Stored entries
---+---

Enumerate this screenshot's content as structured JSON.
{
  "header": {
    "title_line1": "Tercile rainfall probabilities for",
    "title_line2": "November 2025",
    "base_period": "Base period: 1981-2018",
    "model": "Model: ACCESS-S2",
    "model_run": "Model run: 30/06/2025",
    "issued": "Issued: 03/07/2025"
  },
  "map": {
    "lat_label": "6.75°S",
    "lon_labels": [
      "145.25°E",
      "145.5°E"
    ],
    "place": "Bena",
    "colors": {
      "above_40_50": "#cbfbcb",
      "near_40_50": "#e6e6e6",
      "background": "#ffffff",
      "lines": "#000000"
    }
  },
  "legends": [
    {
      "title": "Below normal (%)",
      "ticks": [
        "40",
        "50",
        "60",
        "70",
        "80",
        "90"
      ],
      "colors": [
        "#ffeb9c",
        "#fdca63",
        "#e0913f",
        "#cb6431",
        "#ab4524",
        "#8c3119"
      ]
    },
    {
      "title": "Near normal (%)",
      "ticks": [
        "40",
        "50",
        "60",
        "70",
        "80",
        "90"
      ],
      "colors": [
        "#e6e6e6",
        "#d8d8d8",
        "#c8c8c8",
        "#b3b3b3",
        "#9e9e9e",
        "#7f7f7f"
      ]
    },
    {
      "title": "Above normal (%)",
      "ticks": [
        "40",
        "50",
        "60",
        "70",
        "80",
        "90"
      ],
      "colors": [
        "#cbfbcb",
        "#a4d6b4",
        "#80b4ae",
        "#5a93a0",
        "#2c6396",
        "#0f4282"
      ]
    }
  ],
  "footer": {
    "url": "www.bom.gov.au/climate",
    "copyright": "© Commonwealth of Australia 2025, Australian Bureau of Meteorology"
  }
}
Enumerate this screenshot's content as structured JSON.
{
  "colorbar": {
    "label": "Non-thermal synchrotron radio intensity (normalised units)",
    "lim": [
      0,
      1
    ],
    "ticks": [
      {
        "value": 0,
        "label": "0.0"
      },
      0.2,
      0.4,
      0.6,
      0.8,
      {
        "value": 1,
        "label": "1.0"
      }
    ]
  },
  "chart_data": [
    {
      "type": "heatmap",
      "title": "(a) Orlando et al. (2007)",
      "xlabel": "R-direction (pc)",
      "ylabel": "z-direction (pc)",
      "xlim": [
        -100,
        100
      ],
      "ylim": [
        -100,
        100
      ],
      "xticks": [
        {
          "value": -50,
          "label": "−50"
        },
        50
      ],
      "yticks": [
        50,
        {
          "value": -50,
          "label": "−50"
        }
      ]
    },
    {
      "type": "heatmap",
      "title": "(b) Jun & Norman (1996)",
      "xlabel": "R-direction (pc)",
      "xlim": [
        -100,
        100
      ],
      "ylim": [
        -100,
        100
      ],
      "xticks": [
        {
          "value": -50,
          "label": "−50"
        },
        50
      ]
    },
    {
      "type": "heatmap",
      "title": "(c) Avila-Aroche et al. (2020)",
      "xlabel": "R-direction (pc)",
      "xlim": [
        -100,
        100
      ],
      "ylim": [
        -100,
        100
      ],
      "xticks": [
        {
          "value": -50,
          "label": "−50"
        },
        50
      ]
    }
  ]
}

---+---

▸ **REQUIREMENTS**
Set down the listing in full, keeping every word exactly as it is.

▸ **PROBLEM SOLUTION**
Enumerate this screenshot's content as structured JSON.
{
  "header": {
    "title_line1": "Tercile rainfall probabilities for",
    "title_line2": "November 2025",
    "base_period": "Base period: 1981-2018",
    "model": "Model: ACCESS-S2",
    "model_run": "Model run: 30/06/2025",
    "issued": "Issued: 03/07/2025"
  },
  "map": {
    "lat_label": "6.75°S",
    "lon_labels": [
      "145.25°E",
      "145.5°E"
    ],
    "place": "Bena",
    "colors": {
      "above_40_50": "#cbfbcb",
      "near_40_50": "#e6e6e6",
      "background": "#ffffff",
      "lines": "#000000"
    }
  },
  "legends": [
    {
      "title": "Below normal (%)",
      "ticks": [
        "40",
        "50",
        "60",
        "70",
        "80",
        "90"
      ],
      "colors": [
        "#ffeb9c",
        "#fdca63",
        "#e0913f",
        "#cb6431",
        "#ab4524",
        "#8c3119"
      ]
    },
    {
      "title": "Near normal (%)",
      "ticks": [
        "40",
        "50",
        "60",
        "70",
        "80",
        "90"
      ],
      "colors": [
        "#e6e6e6",
        "#d8d8d8",
        "#c8c8c8",
        "#b3b3b3",
        "#9e9e9e",
        "#7f7f7f"
      ]
    },
    {
      "title": "Above normal (%)",
      "ticks": [
        "40",
        "50",
        "60",
        "70",
        "80",
        "90"
      ],
      "colors": [
        "#cbfbcb",
        "#a4d6b4",
        "#80b4ae",
        "#5a93a0",
        "#2c6396",
        "#0f4282"
      ]
    }
  ],
  "footer": {
    "url": "www.bom.gov.au/climate",
    "copyright": "© Commonwealth of Australia 2025, Australian Bureau of Meteorology"
  }
}
Enumerate this screenshot's content as structured JSON.
{
  "colorbar": {
    "label": "Non-thermal synchrotron radio intensity (normalised units)",
    "lim": [
      0,
      1
    ],
    "ticks": [
      {
        "value": 0,
        "label": "0.0"
      },
      0.2,
      0.4,
      0.6,
      0.8,
      {
        "value": 1,
        "label": "1.0"
      }
    ]
  },
  "chart_data": [
    {
      "type": "heatmap",
      "title": "(a) Orlando et al. (2007)",
      "xlabel": "R-direction (pc)",
      "ylabel": "z-direction (pc)",
      "xlim": [
        -100,
        100
      ],
      "ylim": [
        -100,
        100
      ],
      "xticks": [
        {
          "value": -50,
          "label": "−50"
        },
        50
      ],
      "yticks": [
        50,
        {
          "value": -50,
          "label": "−50"
        }
      ]
    },
    {
      "type": "heatmap",
      "title": "(b) Jun & Norman (1996)",
      "xlabel": "R-direction (pc)",
      "xlim": [
        -100,
        100
      ],
      "ylim": [
        -100,
        100
      ],
      "xticks": [
        {
          "value": -50,
          "label": "−50"
        },
        50
      ]
    },
    {
      "type": "heatmap",
      "title": "(c) Avila-Aroche et al. (2020)",
      "xlabel": "R-direction (pc)",
      "xlim": [
        -100,
        100
      ],
      "ylim": [
        -100,
        100
      ],
      "xticks": [
        {
          "value": -50,
          "label": "−50"
        },
        50
      ]
    }
  ]
}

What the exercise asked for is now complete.